▶ 任務 1:
請根據 ModelBasedEnvBase 說明文件回答:
(a) 這個類別是哪些環境的基底類別?可以直接使用嗎?
(b) 範例呼叫 env.rollout 時,max_steps 設為多少?
(c) 印出的結果中,done 的 dtype 是什麼?
▶ 任務 2: 接續 ModelBasedEnvBase 說明文件的結尾,寫出後面的內容。

▶ 文字段落:
┏━━

ModelBasedEnvBase¶
- torchrl.envs.ModelBasedEnvBase(*args, **kwargs)[原始碼]¶
用於基於模型的 RL sota 實現的基本環境。
MBRL 演算法模型的封裝器。它旨在為世界模型提供一個環境框架(包括但不限於觀察、獎勵、完成狀態和安全約束模型),並表現為一個經典的環境。
這是其他環境的基底類別,不應直接使用。
範例
>>> import torch >>> from tensordict import TensorDict >>> from torchrl.data import Composite, Unbounded >>> class MyMBEnv(ModelBasedEnvBase): ... def __init__(self, world_model, device="cpu", dtype=None, batch_size=None): ... super().__init__(world_model, device=device, dtype=dtype, batch_size=batch_size) ... self.observation_spec = Composite( ... hidden_observation=Unbounded((4,)) ... ) ... self.state_spec = Composite( ... hidden_observation=Unbounded((4,)), ... ) ... self.action_spec = Unbounded((1,)) ... self.reward_spec = Unbounded((1,)) ... ... def _reset(self, tensordict: TensorDict) -> TensorDict: ... tensordict = TensorDict({}, ... batch_size=self.batch_size, ... device=self.device, ... ) ... tensordict = tensordict.update(self.state_spec.rand()) ... tensordict = tensordict.update(self.observation_spec.rand()) ... return tensordict >>> # This environment is used as follows: >>> import torch.nn as nn >>> from torchrl.modules import MLP, WorldModelWrapper >>> world_model = WorldModelWrapper( ... TensorDictModule( ... MLP(out_features=4, activation_class=nn.ReLU, activate_last_layer=True, depth=0), ... in_keys=["hidden_observation", "action"], ... out_keys=["hidden_observation"], ... ), ... TensorDictModule( ... nn.Linear(4, 1), ... in_keys=["hidden_observation"], ... out_keys=["reward"], ... ), ... ) >>> env = MyMBEnv(world_model) >>> tensordict = env.rollout(max_steps=10) >>> print(tensordict) TensorDict( fields={ action: Tensor(torch.Size([10, 1]), dtype=torch.float32), done: Tensor(torch.Size([10, 1]), dtype=torch.bool), hidden_observation: Tensor(torch.Size([10, 4]), dtype=torch.float32), next: LazyStackedTensorDict( fields={ hidden_observation: Tensor(torch.Size([10, 4]), dtype=torch.float32)}, batch_size=torch.Size([10]), device=cpu, is_shared=False), reward: Tensor(torch.Size([10, 1]), dtype=torch.float32)}, batch_size=torch.Size([10]), device=cpu, is_shared=False)

┗━━

▶ 提供資料:
┏━━

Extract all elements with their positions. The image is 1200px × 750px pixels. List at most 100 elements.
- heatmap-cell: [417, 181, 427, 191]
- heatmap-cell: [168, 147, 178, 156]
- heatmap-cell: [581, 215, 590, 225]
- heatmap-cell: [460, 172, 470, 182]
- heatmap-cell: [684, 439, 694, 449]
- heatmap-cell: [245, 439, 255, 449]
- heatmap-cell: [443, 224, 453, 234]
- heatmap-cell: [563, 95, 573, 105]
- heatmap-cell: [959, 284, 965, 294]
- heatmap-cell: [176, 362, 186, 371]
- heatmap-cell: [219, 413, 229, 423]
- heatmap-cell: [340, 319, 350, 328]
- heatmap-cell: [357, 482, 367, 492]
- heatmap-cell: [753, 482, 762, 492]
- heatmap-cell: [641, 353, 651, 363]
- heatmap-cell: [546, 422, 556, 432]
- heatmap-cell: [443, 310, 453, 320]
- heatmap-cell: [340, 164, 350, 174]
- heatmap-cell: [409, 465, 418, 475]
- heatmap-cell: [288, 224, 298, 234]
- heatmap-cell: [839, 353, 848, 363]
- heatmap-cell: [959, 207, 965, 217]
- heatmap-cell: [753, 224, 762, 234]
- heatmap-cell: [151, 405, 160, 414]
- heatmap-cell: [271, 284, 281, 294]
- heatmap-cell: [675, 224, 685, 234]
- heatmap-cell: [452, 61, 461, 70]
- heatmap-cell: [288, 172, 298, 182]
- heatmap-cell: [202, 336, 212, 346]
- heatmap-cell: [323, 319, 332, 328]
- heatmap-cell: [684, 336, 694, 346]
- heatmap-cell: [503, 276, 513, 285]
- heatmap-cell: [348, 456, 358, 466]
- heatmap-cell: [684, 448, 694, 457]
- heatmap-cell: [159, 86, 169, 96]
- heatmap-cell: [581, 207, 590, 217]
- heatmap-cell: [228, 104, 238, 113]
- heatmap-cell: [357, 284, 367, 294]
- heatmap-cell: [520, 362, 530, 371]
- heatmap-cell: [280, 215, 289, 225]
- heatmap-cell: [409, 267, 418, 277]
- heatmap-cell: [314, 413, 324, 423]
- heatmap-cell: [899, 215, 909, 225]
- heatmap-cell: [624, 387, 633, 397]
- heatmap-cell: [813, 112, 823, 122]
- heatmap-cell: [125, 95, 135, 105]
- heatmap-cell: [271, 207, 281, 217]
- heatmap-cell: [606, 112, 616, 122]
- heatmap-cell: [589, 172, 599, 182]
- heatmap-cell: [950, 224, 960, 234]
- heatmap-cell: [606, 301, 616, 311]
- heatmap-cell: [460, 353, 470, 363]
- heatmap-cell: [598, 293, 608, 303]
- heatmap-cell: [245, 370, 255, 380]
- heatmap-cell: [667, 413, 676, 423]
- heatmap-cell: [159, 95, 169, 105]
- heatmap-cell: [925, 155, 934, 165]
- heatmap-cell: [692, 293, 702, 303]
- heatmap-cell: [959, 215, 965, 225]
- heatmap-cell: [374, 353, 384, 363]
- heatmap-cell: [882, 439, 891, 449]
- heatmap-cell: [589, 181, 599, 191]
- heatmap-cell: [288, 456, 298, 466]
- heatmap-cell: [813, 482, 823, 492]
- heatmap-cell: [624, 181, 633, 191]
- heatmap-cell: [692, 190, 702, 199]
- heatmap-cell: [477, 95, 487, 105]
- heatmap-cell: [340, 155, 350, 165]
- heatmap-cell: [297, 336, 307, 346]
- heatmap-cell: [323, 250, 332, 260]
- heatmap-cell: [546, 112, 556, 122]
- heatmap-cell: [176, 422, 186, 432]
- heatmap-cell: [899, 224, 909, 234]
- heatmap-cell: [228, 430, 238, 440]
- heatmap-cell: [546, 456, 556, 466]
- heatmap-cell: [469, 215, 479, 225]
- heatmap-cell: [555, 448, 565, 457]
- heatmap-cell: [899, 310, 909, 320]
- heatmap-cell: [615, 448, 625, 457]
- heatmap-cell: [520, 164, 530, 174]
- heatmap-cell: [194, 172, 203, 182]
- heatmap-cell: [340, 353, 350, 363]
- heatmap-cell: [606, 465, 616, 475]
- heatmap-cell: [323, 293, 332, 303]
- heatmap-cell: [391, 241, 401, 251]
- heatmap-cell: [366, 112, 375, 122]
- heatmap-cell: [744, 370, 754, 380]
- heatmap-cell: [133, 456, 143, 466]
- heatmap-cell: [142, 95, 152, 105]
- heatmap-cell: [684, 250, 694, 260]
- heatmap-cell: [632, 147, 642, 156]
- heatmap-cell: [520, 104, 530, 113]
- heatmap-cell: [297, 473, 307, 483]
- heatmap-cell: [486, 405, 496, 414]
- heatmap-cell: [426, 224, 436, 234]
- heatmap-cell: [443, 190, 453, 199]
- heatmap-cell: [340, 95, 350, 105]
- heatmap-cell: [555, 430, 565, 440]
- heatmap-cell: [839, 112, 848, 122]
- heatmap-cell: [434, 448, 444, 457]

┗━━

▶ 答案 1:
(a) 它是其他環境的基底類別,不應直接使用。
(b) 10。
(c) torch.bool。

▶ 答案 2:
- 屬性
observation_spec (Composite):觀察的取樣規範;
action_spec (TensorSpec):動作的取樣規範;
reward_spec (TensorSpec):獎勵的取樣規範;
input_spec (Composite):輸入的取樣規範;
batch_size (torch.Size):env 使用的 batch_size。如果未設定,env 將接受所有 batch size 的 tensordict。
device (torch.device):env 輸入和輸出預期存在的設備
- 參數:
world_model (nn.Module) – 生成世界狀態及其對應獎勵的模型;
params (List[torch.Tensor], optional) – 世界模型的參數列表;
buffers (List[torch.Tensor], optional) – 世界模型的緩衝區列表;
device (torch.device, optional) – env 輸入和輸出預期存在的設備
dtype (torch.dtype, optional) – env 輸入和輸出的 dtype
batch_size (torch.Size, optional) – 實例中包含的環境數量
run_type_check (bool, optional) – 是否對 env 的步驟執行類型檢查
- torchrl.envs.step(TensorDict -> TensorDict)¶
在環境中執行一步 (step)。
- torchrl.envs.reset(TensorDict, optional -> TensorDict)¶
重置 (reset) 環境。
- torchrl.envs.set_seed(int -> int)¶
設定環境的隨機種子 (seed)。
- torchrl.envs.rand_step(TensorDict, optional -> TensorDict)¶
根據動作規範 (action spec) 執行隨機的步 (step)。
- torchrl.envs.rollout(Callable, ... -> TensorDict)¶
使用給定的策略在環境中執行 rollout (如果沒有提供策略,則執行隨機步)。